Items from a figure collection
_ _ _ _ _ _ _
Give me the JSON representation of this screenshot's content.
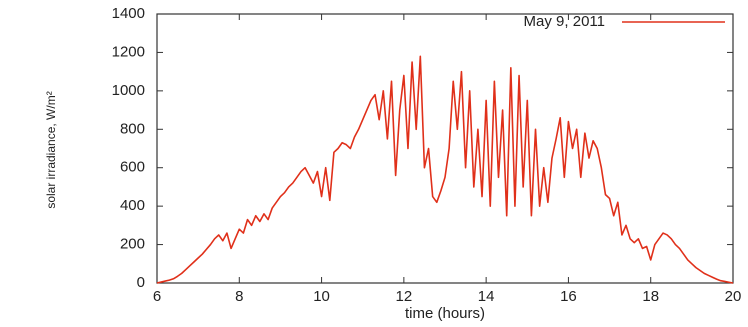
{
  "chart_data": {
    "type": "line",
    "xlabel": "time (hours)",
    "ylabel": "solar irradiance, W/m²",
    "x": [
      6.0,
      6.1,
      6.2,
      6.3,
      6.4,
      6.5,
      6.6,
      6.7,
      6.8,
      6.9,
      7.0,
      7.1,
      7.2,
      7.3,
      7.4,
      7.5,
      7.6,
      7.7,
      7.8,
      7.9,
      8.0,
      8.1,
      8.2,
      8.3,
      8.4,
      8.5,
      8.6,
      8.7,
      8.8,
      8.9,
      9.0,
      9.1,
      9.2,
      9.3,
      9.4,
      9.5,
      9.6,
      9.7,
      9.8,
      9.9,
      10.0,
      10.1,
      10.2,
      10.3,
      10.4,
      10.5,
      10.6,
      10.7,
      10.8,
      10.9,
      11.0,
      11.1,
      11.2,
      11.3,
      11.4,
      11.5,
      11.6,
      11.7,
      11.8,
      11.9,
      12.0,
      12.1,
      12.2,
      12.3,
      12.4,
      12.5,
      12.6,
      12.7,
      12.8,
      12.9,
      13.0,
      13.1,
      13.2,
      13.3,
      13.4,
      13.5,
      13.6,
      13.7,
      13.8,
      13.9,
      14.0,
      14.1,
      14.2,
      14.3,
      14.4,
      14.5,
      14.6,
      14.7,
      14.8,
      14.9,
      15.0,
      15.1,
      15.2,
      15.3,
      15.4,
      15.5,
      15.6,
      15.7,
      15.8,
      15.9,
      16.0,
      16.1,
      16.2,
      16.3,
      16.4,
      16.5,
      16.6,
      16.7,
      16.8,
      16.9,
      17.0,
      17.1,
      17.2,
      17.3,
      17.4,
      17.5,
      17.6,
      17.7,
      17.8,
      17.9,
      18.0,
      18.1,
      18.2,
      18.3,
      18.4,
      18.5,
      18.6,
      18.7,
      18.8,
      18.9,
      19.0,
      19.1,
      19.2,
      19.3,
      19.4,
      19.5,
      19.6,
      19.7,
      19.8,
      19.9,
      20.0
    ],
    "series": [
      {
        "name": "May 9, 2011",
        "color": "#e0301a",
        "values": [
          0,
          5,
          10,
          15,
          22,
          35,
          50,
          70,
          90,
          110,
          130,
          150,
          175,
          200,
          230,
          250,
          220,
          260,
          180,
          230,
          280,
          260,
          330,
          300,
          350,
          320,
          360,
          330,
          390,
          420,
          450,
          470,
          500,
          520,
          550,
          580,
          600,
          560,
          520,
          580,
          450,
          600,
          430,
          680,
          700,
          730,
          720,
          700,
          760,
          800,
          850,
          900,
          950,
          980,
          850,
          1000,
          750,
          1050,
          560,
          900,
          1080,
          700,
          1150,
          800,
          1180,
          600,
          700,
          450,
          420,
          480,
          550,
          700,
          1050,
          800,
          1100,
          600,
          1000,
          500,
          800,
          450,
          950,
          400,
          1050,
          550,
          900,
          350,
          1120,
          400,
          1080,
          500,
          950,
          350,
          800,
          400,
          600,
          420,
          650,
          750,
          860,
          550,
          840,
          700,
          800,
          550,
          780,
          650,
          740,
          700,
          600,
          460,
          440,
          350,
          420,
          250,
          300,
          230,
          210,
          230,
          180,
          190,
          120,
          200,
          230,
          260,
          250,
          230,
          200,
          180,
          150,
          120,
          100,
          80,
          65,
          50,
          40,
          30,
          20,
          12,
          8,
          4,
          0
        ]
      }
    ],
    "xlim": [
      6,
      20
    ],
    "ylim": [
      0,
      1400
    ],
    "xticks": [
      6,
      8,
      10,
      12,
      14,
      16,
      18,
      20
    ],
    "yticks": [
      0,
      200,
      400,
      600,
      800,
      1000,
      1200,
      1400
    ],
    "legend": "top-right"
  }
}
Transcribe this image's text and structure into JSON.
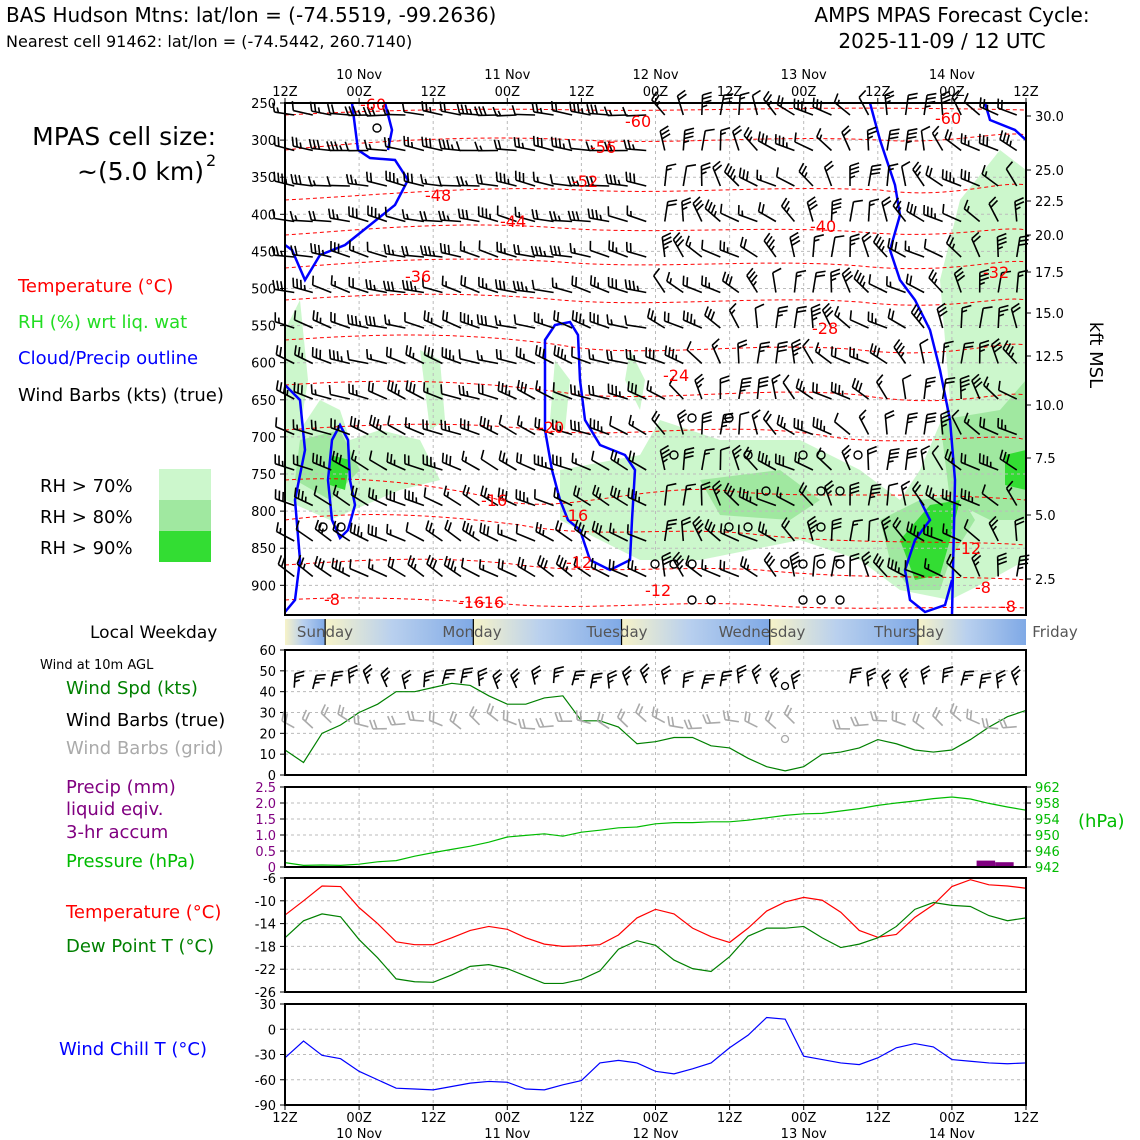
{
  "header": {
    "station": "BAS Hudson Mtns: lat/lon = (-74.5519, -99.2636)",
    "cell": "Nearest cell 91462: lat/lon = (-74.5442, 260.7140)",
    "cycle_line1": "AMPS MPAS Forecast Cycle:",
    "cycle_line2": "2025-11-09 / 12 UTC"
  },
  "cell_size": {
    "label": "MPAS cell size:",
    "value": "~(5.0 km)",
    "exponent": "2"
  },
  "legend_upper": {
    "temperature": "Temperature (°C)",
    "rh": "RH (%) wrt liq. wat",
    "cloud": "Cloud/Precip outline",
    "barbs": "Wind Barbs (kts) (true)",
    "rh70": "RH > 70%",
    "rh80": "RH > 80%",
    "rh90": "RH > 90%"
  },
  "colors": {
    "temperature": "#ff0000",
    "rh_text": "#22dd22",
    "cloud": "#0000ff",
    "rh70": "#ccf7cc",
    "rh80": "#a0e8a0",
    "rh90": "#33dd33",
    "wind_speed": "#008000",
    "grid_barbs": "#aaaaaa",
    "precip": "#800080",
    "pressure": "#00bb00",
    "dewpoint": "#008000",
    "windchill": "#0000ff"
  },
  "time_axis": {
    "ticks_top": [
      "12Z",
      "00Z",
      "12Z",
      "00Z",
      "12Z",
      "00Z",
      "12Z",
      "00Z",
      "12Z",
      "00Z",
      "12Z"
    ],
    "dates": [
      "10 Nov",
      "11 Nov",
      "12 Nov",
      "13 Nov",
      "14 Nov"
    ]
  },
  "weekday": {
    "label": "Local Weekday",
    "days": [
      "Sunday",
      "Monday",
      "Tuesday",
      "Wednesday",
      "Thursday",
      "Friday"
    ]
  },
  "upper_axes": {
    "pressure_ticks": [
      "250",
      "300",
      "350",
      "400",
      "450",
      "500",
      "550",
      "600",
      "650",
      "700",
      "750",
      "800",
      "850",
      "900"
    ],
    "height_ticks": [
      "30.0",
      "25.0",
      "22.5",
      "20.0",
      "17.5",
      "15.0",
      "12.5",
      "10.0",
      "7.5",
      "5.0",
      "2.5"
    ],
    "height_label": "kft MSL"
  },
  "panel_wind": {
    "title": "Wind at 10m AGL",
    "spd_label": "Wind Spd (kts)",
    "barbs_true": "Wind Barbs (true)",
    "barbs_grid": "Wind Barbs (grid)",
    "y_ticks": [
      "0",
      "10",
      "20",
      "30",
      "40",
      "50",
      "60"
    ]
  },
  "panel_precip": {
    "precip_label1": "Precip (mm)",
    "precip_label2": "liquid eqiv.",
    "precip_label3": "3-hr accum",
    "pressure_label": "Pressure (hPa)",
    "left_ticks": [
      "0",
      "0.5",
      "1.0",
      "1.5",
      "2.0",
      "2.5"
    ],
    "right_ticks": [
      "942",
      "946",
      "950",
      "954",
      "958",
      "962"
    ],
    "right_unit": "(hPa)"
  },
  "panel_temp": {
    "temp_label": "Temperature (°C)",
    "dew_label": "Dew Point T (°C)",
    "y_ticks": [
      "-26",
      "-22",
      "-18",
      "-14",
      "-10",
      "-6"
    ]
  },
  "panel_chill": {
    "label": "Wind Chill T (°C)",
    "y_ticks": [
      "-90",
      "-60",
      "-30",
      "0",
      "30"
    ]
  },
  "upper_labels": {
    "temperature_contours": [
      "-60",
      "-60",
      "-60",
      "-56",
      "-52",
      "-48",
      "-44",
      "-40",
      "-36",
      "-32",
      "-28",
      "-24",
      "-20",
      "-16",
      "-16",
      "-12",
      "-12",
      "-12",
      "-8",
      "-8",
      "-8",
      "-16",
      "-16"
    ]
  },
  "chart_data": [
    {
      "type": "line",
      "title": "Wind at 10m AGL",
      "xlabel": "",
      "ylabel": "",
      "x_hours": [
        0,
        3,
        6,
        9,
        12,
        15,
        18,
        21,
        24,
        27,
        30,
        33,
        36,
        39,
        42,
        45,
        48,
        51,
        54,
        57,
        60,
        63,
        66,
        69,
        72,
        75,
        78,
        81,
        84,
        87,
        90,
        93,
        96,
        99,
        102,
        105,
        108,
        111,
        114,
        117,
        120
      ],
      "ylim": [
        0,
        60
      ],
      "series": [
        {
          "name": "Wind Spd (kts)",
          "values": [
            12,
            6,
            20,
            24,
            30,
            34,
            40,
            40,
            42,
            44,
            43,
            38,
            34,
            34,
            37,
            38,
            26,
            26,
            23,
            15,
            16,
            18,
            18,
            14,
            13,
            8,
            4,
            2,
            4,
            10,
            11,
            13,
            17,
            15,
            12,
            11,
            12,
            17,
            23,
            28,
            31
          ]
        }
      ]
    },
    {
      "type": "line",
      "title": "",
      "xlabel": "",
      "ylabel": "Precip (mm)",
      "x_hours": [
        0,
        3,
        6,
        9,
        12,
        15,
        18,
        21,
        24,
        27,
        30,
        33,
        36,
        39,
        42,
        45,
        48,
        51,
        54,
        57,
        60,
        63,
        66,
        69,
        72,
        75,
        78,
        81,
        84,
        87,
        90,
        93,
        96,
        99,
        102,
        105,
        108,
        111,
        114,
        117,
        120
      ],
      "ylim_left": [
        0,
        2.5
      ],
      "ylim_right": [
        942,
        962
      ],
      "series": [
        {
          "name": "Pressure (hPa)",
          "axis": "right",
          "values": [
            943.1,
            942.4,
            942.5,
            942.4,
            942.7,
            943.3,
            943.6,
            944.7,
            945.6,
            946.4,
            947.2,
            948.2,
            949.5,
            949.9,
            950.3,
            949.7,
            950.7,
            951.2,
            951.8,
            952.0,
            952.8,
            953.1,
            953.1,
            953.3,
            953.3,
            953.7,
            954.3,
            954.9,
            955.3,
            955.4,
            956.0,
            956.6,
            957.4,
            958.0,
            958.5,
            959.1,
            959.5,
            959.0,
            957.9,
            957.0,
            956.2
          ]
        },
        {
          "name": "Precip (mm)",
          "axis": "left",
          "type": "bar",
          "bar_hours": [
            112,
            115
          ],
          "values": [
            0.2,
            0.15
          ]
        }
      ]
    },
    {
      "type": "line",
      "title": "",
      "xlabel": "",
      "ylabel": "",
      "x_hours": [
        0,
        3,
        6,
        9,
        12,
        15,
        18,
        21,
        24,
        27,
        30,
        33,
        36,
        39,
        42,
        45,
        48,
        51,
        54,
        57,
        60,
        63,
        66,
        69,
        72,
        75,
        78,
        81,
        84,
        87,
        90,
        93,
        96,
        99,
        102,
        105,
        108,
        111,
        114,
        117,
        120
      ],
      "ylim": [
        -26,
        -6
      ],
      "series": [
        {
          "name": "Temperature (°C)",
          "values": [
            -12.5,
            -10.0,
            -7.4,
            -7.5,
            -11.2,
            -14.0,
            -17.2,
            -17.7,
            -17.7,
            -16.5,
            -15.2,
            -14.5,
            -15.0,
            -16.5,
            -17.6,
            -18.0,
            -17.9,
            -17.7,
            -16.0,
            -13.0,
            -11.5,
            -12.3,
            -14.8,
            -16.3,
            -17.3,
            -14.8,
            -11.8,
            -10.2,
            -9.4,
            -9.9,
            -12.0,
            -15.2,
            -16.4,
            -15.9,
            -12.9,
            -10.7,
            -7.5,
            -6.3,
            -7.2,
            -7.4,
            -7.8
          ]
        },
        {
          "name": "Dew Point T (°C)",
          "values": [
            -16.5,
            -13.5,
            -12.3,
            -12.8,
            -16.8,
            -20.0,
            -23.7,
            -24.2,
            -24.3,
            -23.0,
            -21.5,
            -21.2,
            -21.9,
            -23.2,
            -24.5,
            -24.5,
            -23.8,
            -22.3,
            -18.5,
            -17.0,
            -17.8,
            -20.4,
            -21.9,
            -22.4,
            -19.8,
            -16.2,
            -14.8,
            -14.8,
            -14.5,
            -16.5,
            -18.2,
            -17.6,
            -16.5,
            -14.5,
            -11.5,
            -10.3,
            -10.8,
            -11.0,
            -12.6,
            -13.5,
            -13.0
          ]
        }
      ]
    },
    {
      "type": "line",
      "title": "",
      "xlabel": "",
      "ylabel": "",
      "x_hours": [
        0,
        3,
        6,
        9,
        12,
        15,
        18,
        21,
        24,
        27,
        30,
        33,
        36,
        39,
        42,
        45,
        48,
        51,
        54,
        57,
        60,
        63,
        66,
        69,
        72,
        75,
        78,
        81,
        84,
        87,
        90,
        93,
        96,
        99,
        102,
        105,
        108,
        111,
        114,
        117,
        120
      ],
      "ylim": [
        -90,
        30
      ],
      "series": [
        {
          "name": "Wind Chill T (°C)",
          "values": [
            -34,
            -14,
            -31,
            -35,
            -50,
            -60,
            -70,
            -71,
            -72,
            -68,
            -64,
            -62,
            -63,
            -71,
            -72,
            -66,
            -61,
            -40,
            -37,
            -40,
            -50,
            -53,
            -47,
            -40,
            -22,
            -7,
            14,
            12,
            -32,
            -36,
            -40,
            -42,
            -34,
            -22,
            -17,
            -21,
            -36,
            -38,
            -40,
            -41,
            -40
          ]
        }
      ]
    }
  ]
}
_ _ _ _ _ _ _
▶ _WHAT IS ASKED_: Make a list of all lines in the data that contain "name".

▶ _RESULT OF THE EXERCISE_:
        "name": "May 9, 2011",
          "name": "Wind Spd (kts)",
          "name": "Pressure (hPa)",
          "name": "Precip (mm)",
          "name": "Temperature (°C)",
          "name": "Dew Point T (°C)",
          "name": "Wind Chill T (°C)",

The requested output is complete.